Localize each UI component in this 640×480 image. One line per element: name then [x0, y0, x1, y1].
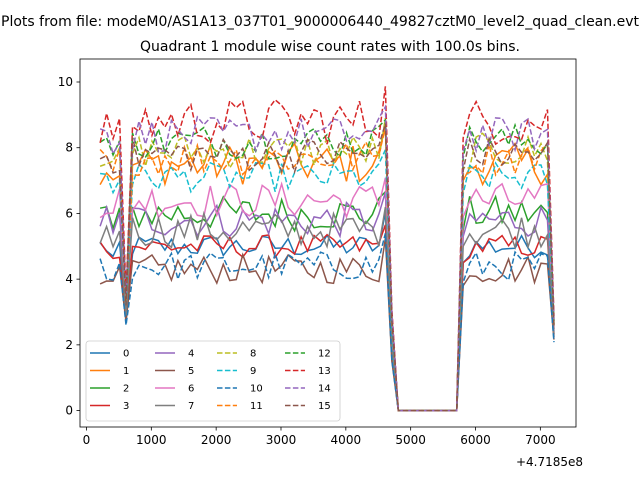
series-line-15 [99, 123, 555, 412]
legend-label-15: 15 [318, 401, 331, 412]
legend-label-6: 6 [188, 384, 194, 395]
x-tick-label: 0 [83, 433, 91, 447]
x-tick-label: 2000 [201, 433, 232, 447]
x-tick-label: 3000 [266, 433, 297, 447]
y-tick-label: 8 [65, 141, 73, 155]
legend-label-13: 13 [318, 366, 331, 377]
y-tick-label: 2 [65, 338, 73, 352]
legend-label-4: 4 [188, 349, 194, 360]
series-line-7 [99, 206, 555, 412]
legend-label-3: 3 [123, 401, 129, 412]
legend-frame [85, 340, 341, 422]
legend-label-2: 2 [123, 384, 129, 395]
series-line-6 [99, 177, 555, 412]
y-tick-label: 0 [65, 404, 73, 418]
y-tick-label: 6 [65, 206, 73, 220]
series-line-11 [99, 127, 555, 412]
legend-label-8: 8 [250, 349, 256, 360]
series-line-13 [99, 86, 555, 412]
chart-title: Quadrant 1 module wise count rates with … [140, 39, 520, 55]
y-tick-label: 4 [65, 272, 73, 286]
legend-label-11: 11 [250, 401, 263, 412]
legend-label-9: 9 [250, 366, 256, 377]
figure-suptitle: Plots from file: modeM0/AS1A13_037T01_90… [1, 14, 639, 30]
x-tick-label: 1000 [136, 433, 167, 447]
series-line-2 [99, 190, 555, 412]
x-tick-label: 5000 [395, 433, 426, 447]
series-line-3 [99, 224, 555, 412]
axes-frame [79, 58, 577, 428]
legend-label-7: 7 [188, 401, 194, 412]
series-line-9 [99, 149, 555, 412]
x-tick-label: 6000 [460, 433, 491, 447]
series-line-14 [99, 104, 555, 412]
plot-area [99, 86, 555, 412]
legend-label-10: 10 [250, 384, 263, 395]
legend-label-5: 5 [188, 366, 194, 377]
series-line-5 [99, 238, 555, 412]
legend-label-1: 1 [123, 366, 129, 377]
series-line-10 [99, 233, 555, 412]
legend-label-12: 12 [318, 349, 331, 360]
x-tick-label: 4000 [331, 433, 362, 447]
legend-label-0: 0 [123, 349, 129, 360]
x-axis-offset-label: +4.7185e8 [516, 455, 583, 469]
series-line-8 [99, 118, 555, 412]
y-tick-label: 10 [58, 75, 73, 89]
x-tick-label: 7000 [525, 433, 556, 447]
legend-label-14: 14 [318, 384, 331, 395]
series-line-12 [99, 118, 555, 412]
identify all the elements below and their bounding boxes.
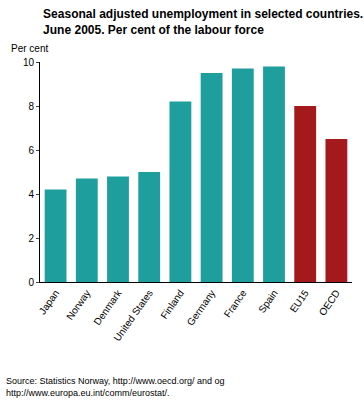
- svg-text:Per cent: Per cent: [11, 43, 48, 54]
- svg-text:France: France: [222, 287, 249, 319]
- svg-text:Norway: Norway: [64, 288, 92, 322]
- svg-text:Source: Statistics Norway, htt: Source: Statistics Norway, http://www.oe…: [6, 376, 224, 398]
- svg-text:Japan: Japan: [37, 288, 62, 317]
- svg-text:OECD: OECD: [317, 288, 343, 318]
- svg-text:United States: United States: [111, 288, 154, 343]
- svg-text:4: 4: [28, 189, 34, 200]
- svg-text:2: 2: [28, 233, 34, 244]
- svg-text:Finland: Finland: [158, 288, 186, 321]
- svg-text:Spain: Spain: [256, 288, 280, 315]
- svg-text:6: 6: [28, 145, 34, 156]
- svg-text:Seasonal adjusted unemployment: Seasonal adjusted unemployment in select…: [43, 7, 363, 37]
- svg-text:10: 10: [23, 57, 35, 68]
- svg-text:Germany: Germany: [185, 288, 218, 328]
- svg-text:Denmark: Denmark: [91, 287, 124, 327]
- svg-text:8: 8: [28, 101, 34, 112]
- svg-text:EU15: EU15: [288, 287, 312, 314]
- svg-text:0: 0: [28, 277, 34, 288]
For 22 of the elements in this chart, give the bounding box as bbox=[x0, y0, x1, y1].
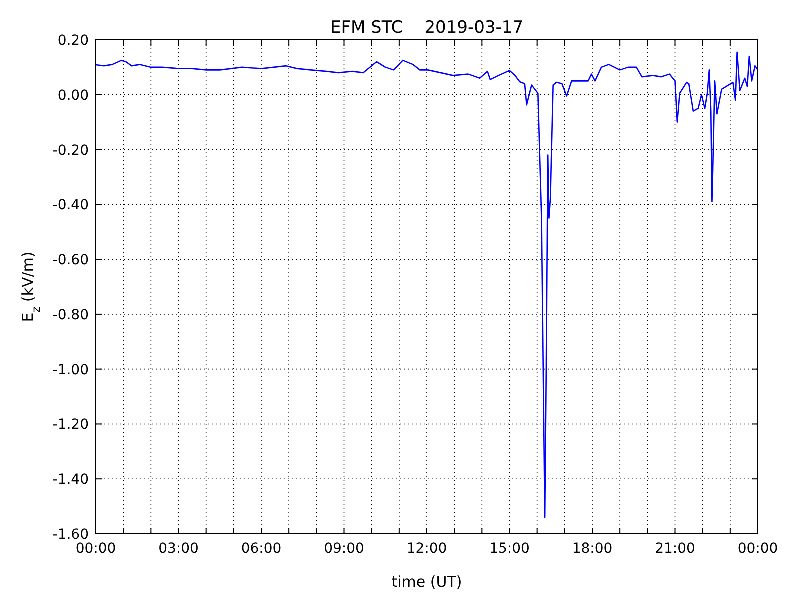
x-tick-label: 03:00 bbox=[158, 541, 199, 557]
x-axis-title: time (UT) bbox=[392, 573, 462, 591]
x-tick-label: 12:00 bbox=[406, 541, 448, 557]
y-tick-label: 0.00 bbox=[58, 88, 89, 104]
y-tick-label: -1.60 bbox=[52, 527, 89, 543]
x-tick-label: 09:00 bbox=[324, 541, 364, 557]
chart-title: EFM STC 2019-03-17 bbox=[330, 18, 524, 38]
y-tick-label: -1.20 bbox=[52, 417, 89, 434]
y-tick-label: -1.00 bbox=[52, 362, 89, 378]
y-tick-label: 0.20 bbox=[58, 33, 89, 49]
y-tick-label: -0.80 bbox=[52, 307, 89, 324]
line-series bbox=[95, 52, 759, 518]
x-tick-label: 21:00 bbox=[655, 541, 696, 557]
x-tick-label: 00:00 bbox=[738, 541, 778, 557]
x-tick-label: 15:00 bbox=[490, 541, 530, 557]
x-tick-label: 00:00 bbox=[76, 541, 116, 557]
y-tick-label: -0.60 bbox=[52, 252, 89, 269]
x-tick-label: 06:00 bbox=[241, 541, 282, 557]
y-tick-label: -0.20 bbox=[52, 142, 89, 159]
x-tick-label: 18:00 bbox=[572, 541, 613, 557]
y-tick-label: -0.40 bbox=[52, 198, 89, 214]
y-tick-label: -1.40 bbox=[52, 472, 89, 488]
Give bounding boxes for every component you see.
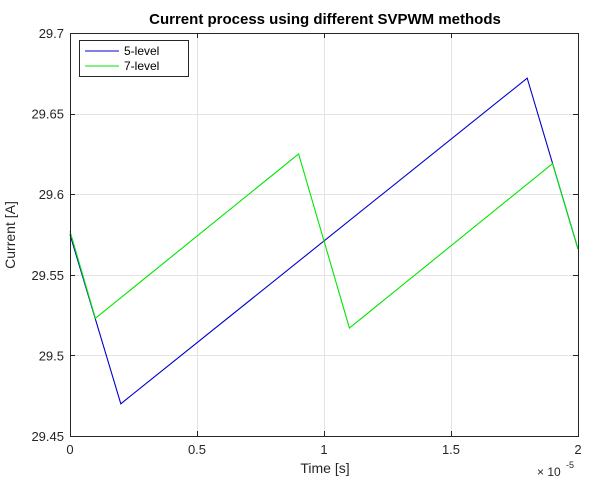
x-tick-label: 0.5 — [188, 442, 206, 457]
series-lines — [69, 77, 579, 405]
ticks: 0 0.5 1 1.5 2 29.45 29.5 29.55 29.6 29.65 29.7 — [31, 26, 581, 457]
x-multiplier-exponent: -5 — [566, 460, 574, 470]
x-tick-label: 0 — [66, 442, 73, 457]
legend-label: 5-level — [124, 44, 159, 58]
legend-box — [79, 40, 189, 77]
y-tick-label: 29.45 — [31, 429, 64, 444]
y-tick-label: 29.7 — [39, 26, 64, 41]
y-tick-label: 29.6 — [39, 187, 64, 202]
x-axis-label: Time [s] — [300, 460, 349, 476]
y-tick-label: 29.55 — [31, 268, 64, 283]
x-tick-label: 1 — [320, 442, 327, 457]
x-tick-label: 2 — [574, 442, 581, 457]
series-line-2 — [69, 152, 579, 329]
x-multiplier-base: × 10 — [537, 465, 561, 479]
legend-label: 7-level — [124, 59, 159, 73]
x-multiplier: × 10 -5 — [537, 460, 574, 479]
chart-title: Current process using different SVPWM me… — [149, 11, 501, 28]
y-axis-label: Current [A] — [2, 201, 18, 269]
x-tick-label: 1.5 — [442, 442, 460, 457]
y-tick-label: 29.5 — [39, 348, 64, 363]
y-tick-label: 29.65 — [31, 107, 64, 122]
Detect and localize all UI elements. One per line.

****

Can you lay out every line of the records above as a Markdown table with the columns "Row" and "Line", numbering the rows, skipping blank lines, and leaving out the pictures?

| Row | Line |
|---|---|
| 1 | Localize each UI component in this 640×480 image. One line per element: name then [x0, y0, x1, y1]. |
| 2 | series-line-15 [99, 123, 555, 412] |
| 3 | legend-label-15: 15 [318, 401, 331, 412] |
| 4 | legend-label-6: 6 [188, 384, 194, 395] |
| 5 | x-tick-label: 0 [83, 433, 91, 447] |
| 6 | x-tick-label: 2000 [201, 433, 232, 447] |
| 7 | x-tick-label: 3000 [266, 433, 297, 447] |
| 8 | y-tick-label: 8 [65, 141, 73, 155] |
| 9 | legend-label-13: 13 [318, 366, 331, 377] |
| 10 | y-tick-label: 2 [65, 338, 73, 352] |
| 11 | legend-label-4: 4 [188, 349, 194, 360] |
| 12 | series-line-7 [99, 206, 555, 412] |
| 13 | legend-label-3: 3 [123, 401, 129, 412] |
| 14 | legend-frame [85, 340, 341, 422] |
| 15 | legend-label-2: 2 [123, 384, 129, 395] |
| 16 | series-line-6 [99, 177, 555, 412] |
| 17 | y-tick-label: 0 [65, 404, 73, 418] |
| 18 | y-tick-label: 6 [65, 206, 73, 220] |
| 19 | series-line-11 [99, 127, 555, 412] |
| 20 | legend-label-8: 8 [250, 349, 256, 360] |
| 21 | series-line-13 [99, 86, 555, 412] |
| 22 | chart-title: Quadrant 1 module wise count rates with … [140, 39, 520, 55] |
| 23 | y-tick-label: 4 [65, 272, 73, 286] |
| 24 | legend-label-11: 11 [250, 401, 263, 412] |
| 25 | legend-label-9: 9 [250, 366, 256, 377] |
| 26 | figure-suptitle: Plots from file: modeM0/AS1A13_037T01_90… [1, 14, 639, 30] |
| 27 | x-tick-label: 1000 [136, 433, 167, 447] |
| 28 | series-line-2 [99, 190, 555, 412] |
| 29 | x-tick-label: 5000 [395, 433, 426, 447] |
| 30 | series-line-3 [99, 224, 555, 412] |
| 31 | axes-frame [79, 58, 577, 428] |
| 32 | legend-label-7: 7 [188, 401, 194, 412] |
| 33 | series-line-9 [99, 149, 555, 412] |
| 34 | x-tick-label: 6000 [460, 433, 491, 447] |
| 35 | series-line-14 [99, 104, 555, 412] |
| 36 | plot-area [99, 86, 555, 412] |
| 37 | legend-label-10: 10 [250, 384, 263, 395] |
| 38 | legend-label-5: 5 [188, 366, 194, 377] |
| 39 | series-line-5 [99, 238, 555, 412] |
| 40 | legend-label-1: 1 [123, 366, 129, 377] |
| 41 | series-line-10 [99, 233, 555, 412] |
| 42 | legend-label-12: 12 [318, 349, 331, 360] |
| 43 | x-tick-label: 4000 [331, 433, 362, 447] |
| 44 | legend-label-0: 0 [123, 349, 129, 360] |
| 45 | x-axis-offset-label: +4.7185e8 [516, 455, 583, 469] |
| 46 | series-line-8 [99, 118, 555, 412] |
| 47 | y-tick-label: 10 [58, 75, 73, 89] |
| 48 | x-tick-label: 7000 [525, 433, 556, 447] |
| 49 | legend-label-14: 14 [318, 384, 331, 395] |
| 50 | series-line-12 [99, 118, 555, 412] |
| 51 | identify all the elements below and their bounding boxes. |
| 52 | - svg-text:Per cent: Per cent: [11, 43, 48, 54] |
| 53 | - svg-text:France: France: [222, 287, 249, 319] |
| 54 | - svg-text:Norway: Norway: [64, 288, 92, 322] |
| 55 | - svg-text:Source: Statistics Norway, htt: Source: Statistics Norway, http://www.oe…: [6, 376, 224, 398] |
| 56 | - svg-text:Japan: Japan: [37, 288, 62, 317] |
| 57 | - svg-text:OECD: OECD: [317, 288, 343, 318] |
| 58 | - svg-text:United States: United States: [111, 288, 154, 343] |
| 59 | - svg-text:4: 4: [28, 189, 34, 200] |
| 60 | - svg-text:2: 2: [28, 233, 34, 244] |
| 61 | - svg-text:Finland: Finland: [158, 288, 186, 321] |
| 62 | - svg-text:Spain: Spain: [256, 288, 280, 315] |
| 63 | - svg-text:6: 6: [28, 145, 34, 156] |
| 64 | - svg-text:Seasonal adjusted unemployment: Seasonal adjusted unemployment in select…: [43, 7, 363, 37] |
| 65 | - svg-text:10: 10: [23, 57, 35, 68] |
| 66 | - svg-text:Germany: Germany: [185, 288, 218, 328] |
| 67 | - svg-text:Denmark: Denmark: [91, 287, 124, 327] |
| 68 | - svg-text:8: 8: [28, 101, 34, 112] |
| 69 | - svg-text:EU15: EU15: [288, 287, 312, 314] |
| 70 | - svg-text:0: 0: [28, 277, 34, 288] |
| 71 | For 22 of the elements in this chart, give the bounding box as bbox=[x0, y0, x1, y1]. |
| 72 | x-tick-label: 03:00 bbox=[158, 541, 199, 557] |
| 73 | x-axis-title: time (UT) bbox=[392, 573, 462, 591] |
| 74 | x-tick-label: 12:00 bbox=[406, 541, 448, 557] |
| 75 | y-tick-label: 0.00 bbox=[58, 88, 89, 104] |
| 76 | y-tick-label: -1.60 bbox=[52, 527, 89, 543] |
| 77 | x-tick-label: 09:00 bbox=[324, 541, 364, 557] |
| 78 | chart-title: EFM STC 2019-03-17 bbox=[330, 18, 524, 38] |
| 79 | y-tick-label: -1.20 bbox=[52, 417, 89, 434] |
| 80 | y-tick-label: -1.00 bbox=[52, 362, 89, 378] |
| 81 | y-tick-label: 0.20 bbox=[58, 33, 89, 49] |
| 82 | y-tick-label: -0.80 bbox=[52, 307, 89, 324] |
| 83 | line-series bbox=[95, 52, 759, 518] |
| 84 | x-tick-label: 21:00 bbox=[655, 541, 696, 557] |
| 85 | x-tick-label: 00:00 bbox=[738, 541, 778, 557] |
| 86 | x-tick-label: 15:00 bbox=[490, 541, 530, 557] |
| 87 | x-tick-label: 00:00 bbox=[76, 541, 116, 557] |
| 88 | y-tick-label: -0.60 bbox=[52, 252, 89, 269] |
| 89 | x-tick-label: 06:00 bbox=[241, 541, 282, 557] |
| 90 | y-tick-label: -0.20 bbox=[52, 142, 89, 159] |
| 91 | x-tick-label: 18:00 bbox=[572, 541, 613, 557] |
| 92 | y-tick-label: -0.40 bbox=[52, 198, 89, 214] |
| 93 | y-tick-label: -1.40 bbox=[52, 472, 89, 488] |
| 94 | Give bounding boxes for every component you see. |
| 95 | x-tick-label: 0.5 — [188, 442, 206, 457] |
| 96 | series-lines — [69, 77, 579, 405] |
| 97 | ticks: 0 0.5 1 1.5 2 29.45 29.5 29.55 29.6 29.65 29.7 — [31, 26, 581, 457] |
| 98 | x-multiplier-exponent: -5 — [566, 460, 574, 470] |
| 99 | x-tick-label: 0 — [66, 442, 73, 457] |
| 100 | legend-label: 5-level — [124, 44, 159, 58] |
| 101 | legend-box — [79, 40, 189, 77] |
| 102 | y-tick-label: 29.45 — [31, 429, 64, 444] |
| 103 | y-tick-label: 29.7 — [39, 26, 64, 41] |
| 104 | y-tick-label: 29.6 — [39, 187, 64, 202] |
| 105 | x-axis-label: Time [s] — [300, 460, 349, 476] |
| 106 | y-tick-label: 29.55 — [31, 268, 64, 283] |
| 107 | x-tick-label: 1 — [320, 442, 327, 457] |
| 108 | x-tick-label: 2 — [574, 442, 581, 457] |
| 109 | series-line-2 — [69, 152, 579, 329] |
| 110 | x-multiplier-base: × 10 — [537, 465, 561, 479] |
| 111 | legend-label: 7-level — [124, 59, 159, 73] |
| 112 | x-multiplier: × 10 -5 — [537, 460, 574, 479] |
| 113 | chart-title: Current process using different SVPWM me… — [149, 11, 501, 28] |
| 114 | y-axis-label: Current [A] — [2, 201, 18, 269] |
| 115 | x-tick-label: 1.5 — [442, 442, 460, 457] |
| 116 | y-tick-label: 29.5 — [39, 348, 64, 363] |
| 117 | y-tick-label: 29.65 — [31, 107, 64, 122] |
| 118 | Detect and localize all UI elements. One per line. |